» **Given request**: Identify all lines in the listing that include the word "Actual", and copy them out.

» **The input**:
━━━━━━━━━━

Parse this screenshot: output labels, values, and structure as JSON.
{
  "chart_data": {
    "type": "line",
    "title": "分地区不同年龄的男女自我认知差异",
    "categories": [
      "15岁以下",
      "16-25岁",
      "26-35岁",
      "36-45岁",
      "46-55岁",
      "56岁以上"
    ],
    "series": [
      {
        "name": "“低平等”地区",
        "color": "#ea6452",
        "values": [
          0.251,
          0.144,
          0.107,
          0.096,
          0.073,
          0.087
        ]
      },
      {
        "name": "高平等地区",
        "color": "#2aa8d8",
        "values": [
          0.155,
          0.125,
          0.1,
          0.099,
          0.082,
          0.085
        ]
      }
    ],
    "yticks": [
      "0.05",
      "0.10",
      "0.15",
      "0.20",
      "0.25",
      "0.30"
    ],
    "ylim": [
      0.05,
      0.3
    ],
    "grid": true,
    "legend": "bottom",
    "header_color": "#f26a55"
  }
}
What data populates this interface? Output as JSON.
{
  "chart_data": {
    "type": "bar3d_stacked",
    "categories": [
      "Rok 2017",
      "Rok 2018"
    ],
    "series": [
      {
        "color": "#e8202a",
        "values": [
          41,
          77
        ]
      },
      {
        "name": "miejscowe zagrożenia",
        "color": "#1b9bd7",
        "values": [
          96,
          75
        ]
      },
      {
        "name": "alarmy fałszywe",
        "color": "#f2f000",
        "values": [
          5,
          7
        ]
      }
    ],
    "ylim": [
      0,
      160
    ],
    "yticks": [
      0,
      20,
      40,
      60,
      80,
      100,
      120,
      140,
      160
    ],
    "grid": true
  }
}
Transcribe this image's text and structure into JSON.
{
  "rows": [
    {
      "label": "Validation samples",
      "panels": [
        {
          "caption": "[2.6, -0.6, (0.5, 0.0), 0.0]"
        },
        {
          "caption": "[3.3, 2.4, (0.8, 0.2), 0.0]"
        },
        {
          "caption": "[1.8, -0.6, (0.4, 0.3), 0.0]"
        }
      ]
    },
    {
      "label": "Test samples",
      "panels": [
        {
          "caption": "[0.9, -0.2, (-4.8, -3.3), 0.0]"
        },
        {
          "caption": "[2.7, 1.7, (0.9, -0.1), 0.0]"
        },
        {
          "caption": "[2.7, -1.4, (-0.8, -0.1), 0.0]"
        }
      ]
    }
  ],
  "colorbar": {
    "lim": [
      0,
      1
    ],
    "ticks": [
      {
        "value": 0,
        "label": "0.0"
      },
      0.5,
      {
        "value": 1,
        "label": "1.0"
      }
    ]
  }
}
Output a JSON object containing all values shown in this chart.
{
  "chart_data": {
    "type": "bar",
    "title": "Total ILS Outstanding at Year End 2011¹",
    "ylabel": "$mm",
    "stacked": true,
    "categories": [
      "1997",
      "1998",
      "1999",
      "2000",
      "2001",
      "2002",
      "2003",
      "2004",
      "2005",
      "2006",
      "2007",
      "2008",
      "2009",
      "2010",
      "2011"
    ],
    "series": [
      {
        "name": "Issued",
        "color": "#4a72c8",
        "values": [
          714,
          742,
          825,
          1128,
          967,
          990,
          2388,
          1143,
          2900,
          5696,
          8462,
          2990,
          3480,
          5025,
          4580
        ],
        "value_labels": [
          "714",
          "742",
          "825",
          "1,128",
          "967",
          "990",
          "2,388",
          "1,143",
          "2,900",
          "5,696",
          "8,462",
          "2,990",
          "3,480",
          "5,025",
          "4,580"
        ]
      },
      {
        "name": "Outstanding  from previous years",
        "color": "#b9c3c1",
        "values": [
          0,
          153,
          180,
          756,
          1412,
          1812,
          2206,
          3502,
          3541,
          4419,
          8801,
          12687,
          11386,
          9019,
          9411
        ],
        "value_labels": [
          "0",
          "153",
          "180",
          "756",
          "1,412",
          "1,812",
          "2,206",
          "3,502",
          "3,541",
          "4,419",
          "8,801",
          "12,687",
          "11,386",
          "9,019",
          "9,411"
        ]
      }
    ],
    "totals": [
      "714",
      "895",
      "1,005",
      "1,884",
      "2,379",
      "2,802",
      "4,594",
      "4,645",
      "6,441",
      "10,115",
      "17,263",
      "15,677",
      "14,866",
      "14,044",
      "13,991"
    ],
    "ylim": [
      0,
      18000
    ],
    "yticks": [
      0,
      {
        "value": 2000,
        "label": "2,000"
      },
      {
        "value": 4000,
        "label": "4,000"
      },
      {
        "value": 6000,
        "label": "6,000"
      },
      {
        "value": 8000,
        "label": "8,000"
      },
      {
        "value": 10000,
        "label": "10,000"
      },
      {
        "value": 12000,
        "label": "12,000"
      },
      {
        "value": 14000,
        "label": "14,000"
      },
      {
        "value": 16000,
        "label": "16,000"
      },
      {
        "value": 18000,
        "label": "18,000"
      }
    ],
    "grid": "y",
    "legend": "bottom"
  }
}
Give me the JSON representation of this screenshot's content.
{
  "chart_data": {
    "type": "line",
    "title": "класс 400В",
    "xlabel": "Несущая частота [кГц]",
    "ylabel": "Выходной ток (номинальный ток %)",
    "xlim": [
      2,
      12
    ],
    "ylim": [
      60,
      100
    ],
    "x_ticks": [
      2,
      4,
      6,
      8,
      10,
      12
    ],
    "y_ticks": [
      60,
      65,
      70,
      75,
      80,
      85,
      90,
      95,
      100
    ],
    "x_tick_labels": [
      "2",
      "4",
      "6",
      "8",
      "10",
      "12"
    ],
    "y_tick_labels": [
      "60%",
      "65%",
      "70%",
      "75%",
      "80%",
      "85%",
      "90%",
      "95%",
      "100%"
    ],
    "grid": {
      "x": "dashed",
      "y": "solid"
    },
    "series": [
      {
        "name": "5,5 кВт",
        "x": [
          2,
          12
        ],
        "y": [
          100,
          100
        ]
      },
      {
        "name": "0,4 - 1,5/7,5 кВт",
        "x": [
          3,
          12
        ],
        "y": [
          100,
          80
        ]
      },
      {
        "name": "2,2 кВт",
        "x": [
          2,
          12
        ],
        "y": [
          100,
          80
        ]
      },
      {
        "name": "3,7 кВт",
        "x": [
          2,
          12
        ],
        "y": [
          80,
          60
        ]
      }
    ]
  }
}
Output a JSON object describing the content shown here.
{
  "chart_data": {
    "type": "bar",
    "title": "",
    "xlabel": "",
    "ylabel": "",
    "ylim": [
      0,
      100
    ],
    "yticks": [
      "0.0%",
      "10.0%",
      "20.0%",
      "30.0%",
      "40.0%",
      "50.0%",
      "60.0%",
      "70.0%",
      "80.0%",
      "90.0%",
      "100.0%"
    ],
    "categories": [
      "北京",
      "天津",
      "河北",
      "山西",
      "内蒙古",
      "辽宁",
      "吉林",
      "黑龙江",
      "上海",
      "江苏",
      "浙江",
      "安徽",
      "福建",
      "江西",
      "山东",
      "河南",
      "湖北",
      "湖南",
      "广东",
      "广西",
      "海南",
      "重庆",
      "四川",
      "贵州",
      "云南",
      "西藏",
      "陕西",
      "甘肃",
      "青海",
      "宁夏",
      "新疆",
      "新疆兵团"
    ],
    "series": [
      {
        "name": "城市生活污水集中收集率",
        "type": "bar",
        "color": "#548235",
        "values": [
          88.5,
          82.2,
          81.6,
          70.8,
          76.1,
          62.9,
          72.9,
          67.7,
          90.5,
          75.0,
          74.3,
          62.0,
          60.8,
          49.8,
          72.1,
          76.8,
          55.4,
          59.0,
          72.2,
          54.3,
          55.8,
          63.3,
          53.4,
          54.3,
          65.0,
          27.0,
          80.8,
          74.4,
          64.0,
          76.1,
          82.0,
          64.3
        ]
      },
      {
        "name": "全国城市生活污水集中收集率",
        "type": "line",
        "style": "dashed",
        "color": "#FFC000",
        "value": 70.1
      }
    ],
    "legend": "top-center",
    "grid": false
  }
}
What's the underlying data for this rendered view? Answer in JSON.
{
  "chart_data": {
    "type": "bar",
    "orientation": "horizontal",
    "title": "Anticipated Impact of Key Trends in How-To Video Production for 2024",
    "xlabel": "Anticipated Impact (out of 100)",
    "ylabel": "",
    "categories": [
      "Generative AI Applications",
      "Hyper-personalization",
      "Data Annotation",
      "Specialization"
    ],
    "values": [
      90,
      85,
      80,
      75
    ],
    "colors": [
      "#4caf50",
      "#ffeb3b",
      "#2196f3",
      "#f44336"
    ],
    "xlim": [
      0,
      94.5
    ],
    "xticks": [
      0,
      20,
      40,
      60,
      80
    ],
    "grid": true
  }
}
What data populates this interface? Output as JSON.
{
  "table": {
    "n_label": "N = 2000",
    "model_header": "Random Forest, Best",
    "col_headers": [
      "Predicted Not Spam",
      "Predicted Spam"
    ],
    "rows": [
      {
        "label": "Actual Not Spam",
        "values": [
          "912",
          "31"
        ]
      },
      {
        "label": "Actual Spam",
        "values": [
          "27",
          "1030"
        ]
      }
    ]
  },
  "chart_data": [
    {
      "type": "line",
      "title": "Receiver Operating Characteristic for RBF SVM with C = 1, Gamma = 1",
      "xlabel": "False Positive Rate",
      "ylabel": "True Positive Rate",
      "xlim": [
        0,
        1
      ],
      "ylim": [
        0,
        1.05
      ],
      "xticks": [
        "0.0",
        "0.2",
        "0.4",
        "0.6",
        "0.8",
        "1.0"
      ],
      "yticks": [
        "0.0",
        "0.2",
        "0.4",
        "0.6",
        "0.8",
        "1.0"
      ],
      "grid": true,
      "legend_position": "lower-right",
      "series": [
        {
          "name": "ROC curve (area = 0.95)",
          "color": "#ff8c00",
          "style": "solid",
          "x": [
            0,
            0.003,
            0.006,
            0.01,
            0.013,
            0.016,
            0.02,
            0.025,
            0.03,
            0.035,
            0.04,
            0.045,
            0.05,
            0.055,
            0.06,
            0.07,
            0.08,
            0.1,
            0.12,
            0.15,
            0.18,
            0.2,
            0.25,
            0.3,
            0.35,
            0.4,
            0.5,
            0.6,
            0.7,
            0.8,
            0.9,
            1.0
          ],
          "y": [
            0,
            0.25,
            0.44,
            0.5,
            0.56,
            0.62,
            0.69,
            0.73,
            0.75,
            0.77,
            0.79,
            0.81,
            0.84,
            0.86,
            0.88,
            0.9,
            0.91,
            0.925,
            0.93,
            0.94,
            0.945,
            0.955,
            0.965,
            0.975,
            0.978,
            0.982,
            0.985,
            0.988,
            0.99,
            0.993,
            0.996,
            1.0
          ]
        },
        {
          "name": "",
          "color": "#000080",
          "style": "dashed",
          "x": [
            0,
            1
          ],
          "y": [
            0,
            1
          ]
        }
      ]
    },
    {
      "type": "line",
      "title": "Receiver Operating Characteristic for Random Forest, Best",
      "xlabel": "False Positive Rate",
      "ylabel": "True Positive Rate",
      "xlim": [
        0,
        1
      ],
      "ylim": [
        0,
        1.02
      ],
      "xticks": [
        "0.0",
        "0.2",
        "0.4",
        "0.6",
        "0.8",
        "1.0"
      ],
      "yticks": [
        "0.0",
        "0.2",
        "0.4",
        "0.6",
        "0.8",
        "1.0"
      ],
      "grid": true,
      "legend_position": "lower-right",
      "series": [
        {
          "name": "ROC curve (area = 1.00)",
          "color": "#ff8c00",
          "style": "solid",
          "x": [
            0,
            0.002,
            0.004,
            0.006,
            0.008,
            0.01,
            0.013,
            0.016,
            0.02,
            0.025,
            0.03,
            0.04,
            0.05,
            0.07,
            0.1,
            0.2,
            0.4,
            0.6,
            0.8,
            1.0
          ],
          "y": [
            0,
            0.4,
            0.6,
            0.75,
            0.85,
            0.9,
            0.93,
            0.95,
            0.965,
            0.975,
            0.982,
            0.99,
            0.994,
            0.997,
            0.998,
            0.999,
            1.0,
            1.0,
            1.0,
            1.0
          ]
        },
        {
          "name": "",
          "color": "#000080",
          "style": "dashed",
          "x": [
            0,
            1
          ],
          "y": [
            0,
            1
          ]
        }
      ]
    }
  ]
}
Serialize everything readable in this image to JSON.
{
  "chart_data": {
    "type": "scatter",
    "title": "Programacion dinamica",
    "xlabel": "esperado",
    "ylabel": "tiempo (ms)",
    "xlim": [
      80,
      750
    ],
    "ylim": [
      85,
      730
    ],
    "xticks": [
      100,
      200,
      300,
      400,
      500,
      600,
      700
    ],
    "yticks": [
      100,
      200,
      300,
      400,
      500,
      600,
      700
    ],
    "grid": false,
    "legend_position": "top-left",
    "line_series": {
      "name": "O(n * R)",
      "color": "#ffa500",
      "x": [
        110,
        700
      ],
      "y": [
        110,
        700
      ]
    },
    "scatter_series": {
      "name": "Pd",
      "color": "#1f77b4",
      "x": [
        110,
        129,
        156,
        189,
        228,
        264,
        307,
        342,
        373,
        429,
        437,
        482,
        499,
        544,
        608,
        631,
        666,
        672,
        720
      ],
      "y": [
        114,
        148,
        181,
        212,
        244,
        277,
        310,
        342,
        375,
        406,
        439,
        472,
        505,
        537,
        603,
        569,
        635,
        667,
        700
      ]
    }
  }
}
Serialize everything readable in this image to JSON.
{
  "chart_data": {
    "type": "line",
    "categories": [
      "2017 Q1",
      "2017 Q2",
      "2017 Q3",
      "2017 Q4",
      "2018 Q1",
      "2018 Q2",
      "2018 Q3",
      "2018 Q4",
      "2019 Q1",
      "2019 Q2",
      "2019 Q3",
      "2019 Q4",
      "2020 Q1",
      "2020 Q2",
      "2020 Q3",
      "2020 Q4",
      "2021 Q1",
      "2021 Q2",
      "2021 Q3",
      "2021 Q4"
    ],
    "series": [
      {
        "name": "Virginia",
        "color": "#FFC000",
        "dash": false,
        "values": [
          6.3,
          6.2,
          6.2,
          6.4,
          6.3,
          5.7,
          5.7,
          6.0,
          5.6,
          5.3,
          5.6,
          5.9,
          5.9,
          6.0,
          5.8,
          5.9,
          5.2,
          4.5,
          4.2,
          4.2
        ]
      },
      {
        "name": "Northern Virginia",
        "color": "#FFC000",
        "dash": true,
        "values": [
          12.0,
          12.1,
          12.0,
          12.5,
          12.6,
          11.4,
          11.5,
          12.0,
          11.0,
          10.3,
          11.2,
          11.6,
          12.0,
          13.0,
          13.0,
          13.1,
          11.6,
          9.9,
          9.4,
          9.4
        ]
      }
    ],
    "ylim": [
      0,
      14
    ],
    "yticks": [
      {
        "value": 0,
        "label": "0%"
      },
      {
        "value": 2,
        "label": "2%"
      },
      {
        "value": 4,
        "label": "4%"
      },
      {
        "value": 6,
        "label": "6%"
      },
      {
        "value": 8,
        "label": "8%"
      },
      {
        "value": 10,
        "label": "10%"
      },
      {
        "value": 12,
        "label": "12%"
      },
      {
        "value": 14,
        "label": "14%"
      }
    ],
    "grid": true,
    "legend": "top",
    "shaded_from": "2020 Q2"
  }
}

━━━━━━━━━━

» **Output of the task**:
        "label": "Actual Not Spam",
        "label": "Actual Spam",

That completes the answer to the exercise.